Work to do —
Repeat the lines beginning at the one with "Enumerate this screenshot's" and running to the end of the material, keeping the first and last of them, exactly as they appear.

Figure content listings:
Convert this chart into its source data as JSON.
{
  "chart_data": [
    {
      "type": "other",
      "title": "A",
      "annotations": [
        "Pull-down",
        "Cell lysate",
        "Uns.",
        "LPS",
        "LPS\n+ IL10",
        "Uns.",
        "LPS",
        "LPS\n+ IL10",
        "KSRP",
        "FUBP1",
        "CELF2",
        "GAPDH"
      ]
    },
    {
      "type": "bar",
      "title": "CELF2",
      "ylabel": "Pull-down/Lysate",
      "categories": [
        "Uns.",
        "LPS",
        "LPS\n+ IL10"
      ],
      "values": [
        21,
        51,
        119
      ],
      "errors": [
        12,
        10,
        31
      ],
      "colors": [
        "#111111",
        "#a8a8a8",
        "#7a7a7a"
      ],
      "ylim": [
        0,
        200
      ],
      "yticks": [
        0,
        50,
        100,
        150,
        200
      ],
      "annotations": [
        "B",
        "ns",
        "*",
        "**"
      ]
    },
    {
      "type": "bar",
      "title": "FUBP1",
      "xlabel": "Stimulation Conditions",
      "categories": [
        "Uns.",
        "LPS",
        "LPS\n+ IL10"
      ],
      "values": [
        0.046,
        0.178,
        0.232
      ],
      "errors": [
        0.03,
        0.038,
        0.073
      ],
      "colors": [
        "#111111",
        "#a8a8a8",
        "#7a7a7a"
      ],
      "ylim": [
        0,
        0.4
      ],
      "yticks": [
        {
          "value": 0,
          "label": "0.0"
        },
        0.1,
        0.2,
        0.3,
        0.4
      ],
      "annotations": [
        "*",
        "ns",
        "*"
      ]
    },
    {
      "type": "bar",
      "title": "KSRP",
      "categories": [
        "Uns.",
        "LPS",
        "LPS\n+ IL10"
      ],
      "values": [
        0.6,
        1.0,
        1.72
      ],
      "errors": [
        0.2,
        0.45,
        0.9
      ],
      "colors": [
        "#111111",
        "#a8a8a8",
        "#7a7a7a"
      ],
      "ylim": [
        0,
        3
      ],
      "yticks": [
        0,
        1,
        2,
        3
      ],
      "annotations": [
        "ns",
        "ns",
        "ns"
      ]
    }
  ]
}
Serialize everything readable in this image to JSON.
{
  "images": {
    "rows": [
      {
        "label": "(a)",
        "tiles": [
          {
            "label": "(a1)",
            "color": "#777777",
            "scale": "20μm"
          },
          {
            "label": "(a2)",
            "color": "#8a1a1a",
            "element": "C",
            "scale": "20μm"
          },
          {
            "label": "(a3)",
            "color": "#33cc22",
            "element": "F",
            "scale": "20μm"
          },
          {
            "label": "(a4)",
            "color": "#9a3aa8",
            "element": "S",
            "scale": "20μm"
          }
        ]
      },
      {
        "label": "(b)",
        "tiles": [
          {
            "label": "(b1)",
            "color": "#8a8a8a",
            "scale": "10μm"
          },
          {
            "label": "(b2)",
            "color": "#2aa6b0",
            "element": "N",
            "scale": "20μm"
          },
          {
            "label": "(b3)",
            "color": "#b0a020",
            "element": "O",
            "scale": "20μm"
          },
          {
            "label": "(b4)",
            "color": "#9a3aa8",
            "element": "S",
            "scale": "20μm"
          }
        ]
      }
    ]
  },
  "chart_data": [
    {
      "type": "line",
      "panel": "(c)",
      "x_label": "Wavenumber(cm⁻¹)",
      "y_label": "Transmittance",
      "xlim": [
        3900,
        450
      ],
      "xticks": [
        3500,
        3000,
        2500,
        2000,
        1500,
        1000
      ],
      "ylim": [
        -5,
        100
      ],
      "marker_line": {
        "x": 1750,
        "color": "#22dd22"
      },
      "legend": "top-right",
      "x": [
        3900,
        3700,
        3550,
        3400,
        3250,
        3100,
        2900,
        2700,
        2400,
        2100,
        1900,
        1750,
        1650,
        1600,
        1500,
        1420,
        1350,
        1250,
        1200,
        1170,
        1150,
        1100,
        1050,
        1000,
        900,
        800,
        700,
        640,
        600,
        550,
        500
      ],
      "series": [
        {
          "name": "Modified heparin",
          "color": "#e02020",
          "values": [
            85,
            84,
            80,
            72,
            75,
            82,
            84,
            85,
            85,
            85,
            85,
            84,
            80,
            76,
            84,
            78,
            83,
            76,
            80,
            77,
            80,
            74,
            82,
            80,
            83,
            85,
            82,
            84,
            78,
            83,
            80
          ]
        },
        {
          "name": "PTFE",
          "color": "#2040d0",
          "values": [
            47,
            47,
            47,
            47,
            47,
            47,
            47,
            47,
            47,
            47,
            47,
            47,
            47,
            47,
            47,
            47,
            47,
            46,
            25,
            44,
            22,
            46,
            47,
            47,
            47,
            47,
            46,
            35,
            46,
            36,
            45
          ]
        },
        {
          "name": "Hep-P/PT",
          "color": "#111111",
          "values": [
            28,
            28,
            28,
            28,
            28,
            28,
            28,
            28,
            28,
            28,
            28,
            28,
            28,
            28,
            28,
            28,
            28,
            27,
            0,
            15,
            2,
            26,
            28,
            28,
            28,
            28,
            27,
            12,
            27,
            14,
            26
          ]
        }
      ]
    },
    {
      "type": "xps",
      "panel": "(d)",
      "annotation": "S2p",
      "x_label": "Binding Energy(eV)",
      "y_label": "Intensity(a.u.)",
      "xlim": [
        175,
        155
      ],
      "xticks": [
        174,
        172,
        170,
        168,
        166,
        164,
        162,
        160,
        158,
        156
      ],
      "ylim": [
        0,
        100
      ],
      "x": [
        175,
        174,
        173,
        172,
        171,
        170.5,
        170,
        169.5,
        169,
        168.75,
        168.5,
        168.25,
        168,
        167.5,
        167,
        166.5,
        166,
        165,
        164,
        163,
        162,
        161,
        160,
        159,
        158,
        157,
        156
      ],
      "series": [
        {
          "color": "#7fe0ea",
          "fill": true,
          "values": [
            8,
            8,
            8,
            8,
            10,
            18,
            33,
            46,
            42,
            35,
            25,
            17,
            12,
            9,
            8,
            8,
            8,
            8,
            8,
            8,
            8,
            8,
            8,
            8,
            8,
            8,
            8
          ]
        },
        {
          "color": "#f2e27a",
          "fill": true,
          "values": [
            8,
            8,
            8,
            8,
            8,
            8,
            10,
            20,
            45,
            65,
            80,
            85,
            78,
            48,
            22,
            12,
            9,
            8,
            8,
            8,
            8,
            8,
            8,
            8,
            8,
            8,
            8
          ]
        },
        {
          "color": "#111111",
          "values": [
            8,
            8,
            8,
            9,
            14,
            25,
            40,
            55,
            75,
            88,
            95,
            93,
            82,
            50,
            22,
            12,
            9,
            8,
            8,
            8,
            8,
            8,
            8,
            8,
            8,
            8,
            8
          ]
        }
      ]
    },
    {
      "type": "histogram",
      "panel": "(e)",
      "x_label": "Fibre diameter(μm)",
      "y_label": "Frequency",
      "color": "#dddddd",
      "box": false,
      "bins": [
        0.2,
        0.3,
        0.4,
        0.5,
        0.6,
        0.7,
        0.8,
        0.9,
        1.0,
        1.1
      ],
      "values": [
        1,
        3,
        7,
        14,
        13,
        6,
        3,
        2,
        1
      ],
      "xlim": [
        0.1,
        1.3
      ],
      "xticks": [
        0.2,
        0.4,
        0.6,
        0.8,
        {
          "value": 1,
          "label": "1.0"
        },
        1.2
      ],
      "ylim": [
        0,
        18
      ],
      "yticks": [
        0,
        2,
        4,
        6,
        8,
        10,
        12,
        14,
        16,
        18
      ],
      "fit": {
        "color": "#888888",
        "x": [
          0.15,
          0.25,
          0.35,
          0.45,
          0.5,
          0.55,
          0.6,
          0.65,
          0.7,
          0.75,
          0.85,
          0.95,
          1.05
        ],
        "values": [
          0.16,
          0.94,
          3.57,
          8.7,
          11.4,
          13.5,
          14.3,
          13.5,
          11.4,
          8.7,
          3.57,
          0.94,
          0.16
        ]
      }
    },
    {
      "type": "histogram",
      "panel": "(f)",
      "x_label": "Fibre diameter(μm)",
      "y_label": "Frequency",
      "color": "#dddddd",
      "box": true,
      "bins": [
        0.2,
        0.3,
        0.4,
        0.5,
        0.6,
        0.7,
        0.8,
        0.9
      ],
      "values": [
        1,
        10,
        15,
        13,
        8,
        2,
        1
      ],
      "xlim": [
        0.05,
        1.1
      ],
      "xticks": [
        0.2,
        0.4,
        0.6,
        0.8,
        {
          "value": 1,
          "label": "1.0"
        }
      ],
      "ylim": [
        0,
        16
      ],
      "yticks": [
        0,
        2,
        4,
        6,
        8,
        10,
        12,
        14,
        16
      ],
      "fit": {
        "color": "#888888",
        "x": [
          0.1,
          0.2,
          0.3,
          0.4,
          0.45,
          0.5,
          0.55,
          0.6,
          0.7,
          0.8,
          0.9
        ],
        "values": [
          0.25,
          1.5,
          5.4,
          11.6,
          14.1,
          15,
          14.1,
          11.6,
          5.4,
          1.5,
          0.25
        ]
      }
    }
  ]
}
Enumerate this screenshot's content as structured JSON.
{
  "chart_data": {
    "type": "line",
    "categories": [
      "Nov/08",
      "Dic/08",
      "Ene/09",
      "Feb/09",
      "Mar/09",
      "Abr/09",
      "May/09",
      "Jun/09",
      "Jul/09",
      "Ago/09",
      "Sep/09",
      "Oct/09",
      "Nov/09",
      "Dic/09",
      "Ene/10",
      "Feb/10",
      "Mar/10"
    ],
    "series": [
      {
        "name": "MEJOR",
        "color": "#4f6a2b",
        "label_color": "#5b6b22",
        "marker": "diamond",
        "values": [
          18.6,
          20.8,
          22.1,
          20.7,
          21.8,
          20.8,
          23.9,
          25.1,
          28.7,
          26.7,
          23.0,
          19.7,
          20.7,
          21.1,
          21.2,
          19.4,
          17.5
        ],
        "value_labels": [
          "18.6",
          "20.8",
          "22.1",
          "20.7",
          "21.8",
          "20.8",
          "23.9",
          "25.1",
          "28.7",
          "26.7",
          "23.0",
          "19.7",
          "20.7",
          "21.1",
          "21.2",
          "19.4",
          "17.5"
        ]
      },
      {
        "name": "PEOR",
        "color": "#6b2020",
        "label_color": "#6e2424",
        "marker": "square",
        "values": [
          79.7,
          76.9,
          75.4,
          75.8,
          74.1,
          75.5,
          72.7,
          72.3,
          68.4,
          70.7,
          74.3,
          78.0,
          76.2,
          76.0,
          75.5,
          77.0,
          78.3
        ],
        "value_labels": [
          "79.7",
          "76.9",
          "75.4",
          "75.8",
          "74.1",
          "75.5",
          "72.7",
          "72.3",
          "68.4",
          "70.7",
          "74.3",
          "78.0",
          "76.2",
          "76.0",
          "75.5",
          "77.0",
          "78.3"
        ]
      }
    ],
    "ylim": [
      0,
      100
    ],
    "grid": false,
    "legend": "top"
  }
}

Solution to this task —
Enumerate this screenshot's content as structured JSON.
{
  "chart_data": {
    "type": "line",
    "categories": [
      "Nov/08",
      "Dic/08",
      "Ene/09",
      "Feb/09",
      "Mar/09",
      "Abr/09",
      "May/09",
      "Jun/09",
      "Jul/09",
      "Ago/09",
      "Sep/09",
      "Oct/09",
      "Nov/09",
      "Dic/09",
      "Ene/10",
      "Feb/10",
      "Mar/10"
    ],
    "series": [
      {
        "name": "MEJOR",
        "color": "#4f6a2b",
        "label_color": "#5b6b22",
        "marker": "diamond",
        "values": [
          18.6,
          20.8,
          22.1,
          20.7,
          21.8,
          20.8,
          23.9,
          25.1,
          28.7,
          26.7,
          23.0,
          19.7,
          20.7,
          21.1,
          21.2,
          19.4,
          17.5
        ],
        "value_labels": [
          "18.6",
          "20.8",
          "22.1",
          "20.7",
          "21.8",
          "20.8",
          "23.9",
          "25.1",
          "28.7",
          "26.7",
          "23.0",
          "19.7",
          "20.7",
          "21.1",
          "21.2",
          "19.4",
          "17.5"
        ]
      },
      {
        "name": "PEOR",
        "color": "#6b2020",
        "label_color": "#6e2424",
        "marker": "square",
        "values": [
          79.7,
          76.9,
          75.4,
          75.8,
          74.1,
          75.5,
          72.7,
          72.3,
          68.4,
          70.7,
          74.3,
          78.0,
          76.2,
          76.0,
          75.5,
          77.0,
          78.3
        ],
        "value_labels": [
          "79.7",
          "76.9",
          "75.4",
          "75.8",
          "74.1",
          "75.5",
          "72.7",
          "72.3",
          "68.4",
          "70.7",
          "74.3",
          "78.0",
          "76.2",
          "76.0",
          "75.5",
          "77.0",
          "78.3"
        ]
      }
    ],
    "ylim": [
      0,
      100
    ],
    "grid": false,
    "legend": "top"
  }
}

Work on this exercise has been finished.